Take down each entry exactly as written.

- **MATERIAL FOR THIS EXERCISE**
▬▬▬
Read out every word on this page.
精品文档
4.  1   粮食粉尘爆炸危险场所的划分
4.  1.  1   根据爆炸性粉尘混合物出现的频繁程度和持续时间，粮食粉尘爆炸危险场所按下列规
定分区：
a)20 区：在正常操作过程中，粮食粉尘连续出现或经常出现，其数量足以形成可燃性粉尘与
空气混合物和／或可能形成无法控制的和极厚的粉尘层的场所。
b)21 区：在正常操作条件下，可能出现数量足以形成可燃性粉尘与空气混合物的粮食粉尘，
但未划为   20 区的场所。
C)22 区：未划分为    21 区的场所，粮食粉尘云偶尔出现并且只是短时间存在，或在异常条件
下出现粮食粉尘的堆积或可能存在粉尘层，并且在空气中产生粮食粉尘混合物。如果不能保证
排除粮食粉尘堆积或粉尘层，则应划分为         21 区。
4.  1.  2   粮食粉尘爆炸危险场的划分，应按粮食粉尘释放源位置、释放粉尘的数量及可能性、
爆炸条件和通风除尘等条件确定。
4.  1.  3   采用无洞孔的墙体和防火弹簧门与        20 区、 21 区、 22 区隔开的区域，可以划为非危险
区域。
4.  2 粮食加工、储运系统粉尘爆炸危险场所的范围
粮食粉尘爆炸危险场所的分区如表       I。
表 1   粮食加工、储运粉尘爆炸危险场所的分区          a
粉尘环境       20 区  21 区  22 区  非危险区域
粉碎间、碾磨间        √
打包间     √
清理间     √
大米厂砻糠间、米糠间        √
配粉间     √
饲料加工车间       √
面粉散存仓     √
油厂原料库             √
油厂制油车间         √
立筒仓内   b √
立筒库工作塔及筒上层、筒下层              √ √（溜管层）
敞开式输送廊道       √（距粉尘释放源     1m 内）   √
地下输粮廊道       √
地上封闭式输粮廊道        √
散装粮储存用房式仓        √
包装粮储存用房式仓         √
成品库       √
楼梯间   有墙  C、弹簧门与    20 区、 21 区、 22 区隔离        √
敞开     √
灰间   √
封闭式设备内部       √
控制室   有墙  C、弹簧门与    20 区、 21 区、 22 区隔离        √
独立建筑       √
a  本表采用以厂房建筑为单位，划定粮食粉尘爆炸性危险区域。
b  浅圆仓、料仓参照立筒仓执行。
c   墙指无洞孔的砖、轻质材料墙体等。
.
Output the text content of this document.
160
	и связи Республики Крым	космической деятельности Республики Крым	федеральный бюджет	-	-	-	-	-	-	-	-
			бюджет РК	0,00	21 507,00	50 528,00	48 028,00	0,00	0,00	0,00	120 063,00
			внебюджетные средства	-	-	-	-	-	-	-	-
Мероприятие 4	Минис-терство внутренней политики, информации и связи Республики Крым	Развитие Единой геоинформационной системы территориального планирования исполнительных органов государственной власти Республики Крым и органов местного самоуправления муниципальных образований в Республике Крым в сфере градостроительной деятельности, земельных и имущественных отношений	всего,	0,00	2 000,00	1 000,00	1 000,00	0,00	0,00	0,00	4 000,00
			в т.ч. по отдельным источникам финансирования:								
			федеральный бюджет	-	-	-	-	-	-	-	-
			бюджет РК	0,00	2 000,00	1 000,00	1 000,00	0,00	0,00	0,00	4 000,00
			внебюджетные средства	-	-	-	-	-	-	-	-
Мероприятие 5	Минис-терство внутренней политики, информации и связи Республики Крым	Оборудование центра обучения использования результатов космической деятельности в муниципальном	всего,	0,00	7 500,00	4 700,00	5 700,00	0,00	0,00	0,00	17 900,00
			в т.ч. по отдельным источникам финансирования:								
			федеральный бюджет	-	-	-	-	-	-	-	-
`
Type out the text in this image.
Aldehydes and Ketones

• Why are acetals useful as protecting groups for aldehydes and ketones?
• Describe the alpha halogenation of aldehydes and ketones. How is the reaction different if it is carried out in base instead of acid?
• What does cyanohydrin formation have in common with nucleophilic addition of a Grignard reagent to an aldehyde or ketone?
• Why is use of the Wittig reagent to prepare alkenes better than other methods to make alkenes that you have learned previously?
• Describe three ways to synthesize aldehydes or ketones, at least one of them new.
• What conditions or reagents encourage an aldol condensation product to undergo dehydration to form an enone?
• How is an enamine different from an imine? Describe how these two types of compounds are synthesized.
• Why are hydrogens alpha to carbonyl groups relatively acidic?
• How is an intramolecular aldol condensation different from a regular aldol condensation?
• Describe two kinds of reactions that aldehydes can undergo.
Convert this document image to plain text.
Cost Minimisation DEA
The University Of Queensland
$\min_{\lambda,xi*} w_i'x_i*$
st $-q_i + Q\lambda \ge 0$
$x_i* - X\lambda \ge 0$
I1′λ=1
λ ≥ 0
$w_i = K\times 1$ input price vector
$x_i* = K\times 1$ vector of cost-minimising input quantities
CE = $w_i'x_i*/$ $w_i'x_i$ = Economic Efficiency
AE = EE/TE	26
▬▬▬
- **RESULT FOR THIS EXERCISE**
Read out every word on this page.
精品文档
4.  1   粮食粉尘爆炸危险场所的划分
4.  1.  1   根据爆炸性粉尘混合物出现的频繁程度和持续时间，粮食粉尘爆炸危险场所按下列规
定分区：
a)20 区：在正常操作过程中，粮食粉尘连续出现或经常出现，其数量足以形成可燃性粉尘与
空气混合物和／或可能形成无法控制的和极厚的粉尘层的场所。
b)21 区：在正常操作条件下，可能出现数量足以形成可燃性粉尘与空气混合物的粮食粉尘，
但未划为   20 区的场所。
C)22 区：未划分为    21 区的场所，粮食粉尘云偶尔出现并且只是短时间存在，或在异常条件
下出现粮食粉尘的堆积或可能存在粉尘层，并且在空气中产生粮食粉尘混合物。如果不能保证
排除粮食粉尘堆积或粉尘层，则应划分为         21 区。
4.  1.  2   粮食粉尘爆炸危险场的划分，应按粮食粉尘释放源位置、释放粉尘的数量及可能性、
爆炸条件和通风除尘等条件确定。
4.  1.  3   采用无洞孔的墙体和防火弹簧门与        20 区、 21 区、 22 区隔开的区域，可以划为非危险
区域。
4.  2 粮食加工、储运系统粉尘爆炸危险场所的范围
粮食粉尘爆炸危险场所的分区如表       I。
表 1   粮食加工、储运粉尘爆炸危险场所的分区          a
粉尘环境       20 区  21 区  22 区  非危险区域
粉碎间、碾磨间        √
打包间     √
清理间     √
大米厂砻糠间、米糠间        √
配粉间     √
饲料加工车间       √
面粉散存仓     √
油厂原料库             √
油厂制油车间         √
立筒仓内   b √
立筒库工作塔及筒上层、筒下层              √ √（溜管层）
敞开式输送廊道       √（距粉尘释放源     1m 内）   √
地下输粮廊道       √
地上封闭式输粮廊道        √
散装粮储存用房式仓        √
包装粮储存用房式仓         √
成品库       √
楼梯间   有墙  C、弹簧门与    20 区、 21 区、 22 区隔离        √
敞开     √
灰间   √
封闭式设备内部       √
控制室   有墙  C、弹簧门与    20 区、 21 区、 22 区隔离        √
独立建筑       √
a  本表采用以厂房建筑为单位，划定粮食粉尘爆炸性危险区域。
b  浅圆仓、料仓参照立筒仓执行。
c   墙指无洞孔的砖、轻质材料墙体等。
.
Output the text content of this document.
160
	и связи Республики Крым	космической деятельности Республики Крым	федеральный бюджет	-	-	-	-	-	-	-	-
			бюджет РК	0,00	21 507,00	50 528,00	48 028,00	0,00	0,00	0,00	120 063,00
			внебюджетные средства	-	-	-	-	-	-	-	-
Мероприятие 4	Минис-терство внутренней политики, информации и связи Республики Крым	Развитие Единой геоинформационной системы территориального планирования исполнительных органов государственной власти Республики Крым и органов местного самоуправления муниципальных образований в Республике Крым в сфере градостроительной деятельности, земельных и имущественных отношений	всего,	0,00	2 000,00	1 000,00	1 000,00	0,00	0,00	0,00	4 000,00
			в т.ч. по отдельным источникам финансирования:								
			федеральный бюджет	-	-	-	-	-	-	-	-
			бюджет РК	0,00	2 000,00	1 000,00	1 000,00	0,00	0,00	0,00	4 000,00
			внебюджетные средства	-	-	-	-	-	-	-	-
Мероприятие 5	Минис-терство внутренней политики, информации и связи Республики Крым	Оборудование центра обучения использования результатов космической деятельности в муниципальном	всего,	0,00	7 500,00	4 700,00	5 700,00	0,00	0,00	0,00	17 900,00
			в т.ч. по отдельным источникам финансирования:								
			федеральный бюджет	-	-	-	-	-	-	-	-
`
Type out the text in this image.
Aldehydes and Ketones

• Why are acetals useful as protecting groups for aldehydes and ketones?
• Describe the alpha halogenation of aldehydes and ketones. How is the reaction different if it is carried out in base instead of acid?
• What does cyanohydrin formation have in common with nucleophilic addition of a Grignard reagent to an aldehyde or ketone?
• Why is use of the Wittig reagent to prepare alkenes better than other methods to make alkenes that you have learned previously?
• Describe three ways to synthesize aldehydes or ketones, at least one of them new.
• What conditions or reagents encourage an aldol condensation product to undergo dehydration to form an enone?
• How is an enamine different from an imine? Describe how these two types of compounds are synthesized.
• Why are hydrogens alpha to carbonyl groups relatively acidic?
• How is an intramolecular aldol condensation different from a regular aldol condensation?
• Describe two kinds of reactions that aldehydes can undergo.
Convert this document image to plain text.
Cost Minimisation DEA
The University Of Queensland
$\min_{\lambda,xi*} w_i'x_i*$
st $-q_i + Q\lambda \ge 0$
$x_i* - X\lambda \ge 0$
I1′λ=1
λ ≥ 0
$w_i = K\times 1$ input price vector
$x_i* = K\times 1$ vector of cost-minimising input quantities
CE = $w_i'x_i*/$ $w_i'x_i$ = Economic Efficiency
AE = EE/TE	26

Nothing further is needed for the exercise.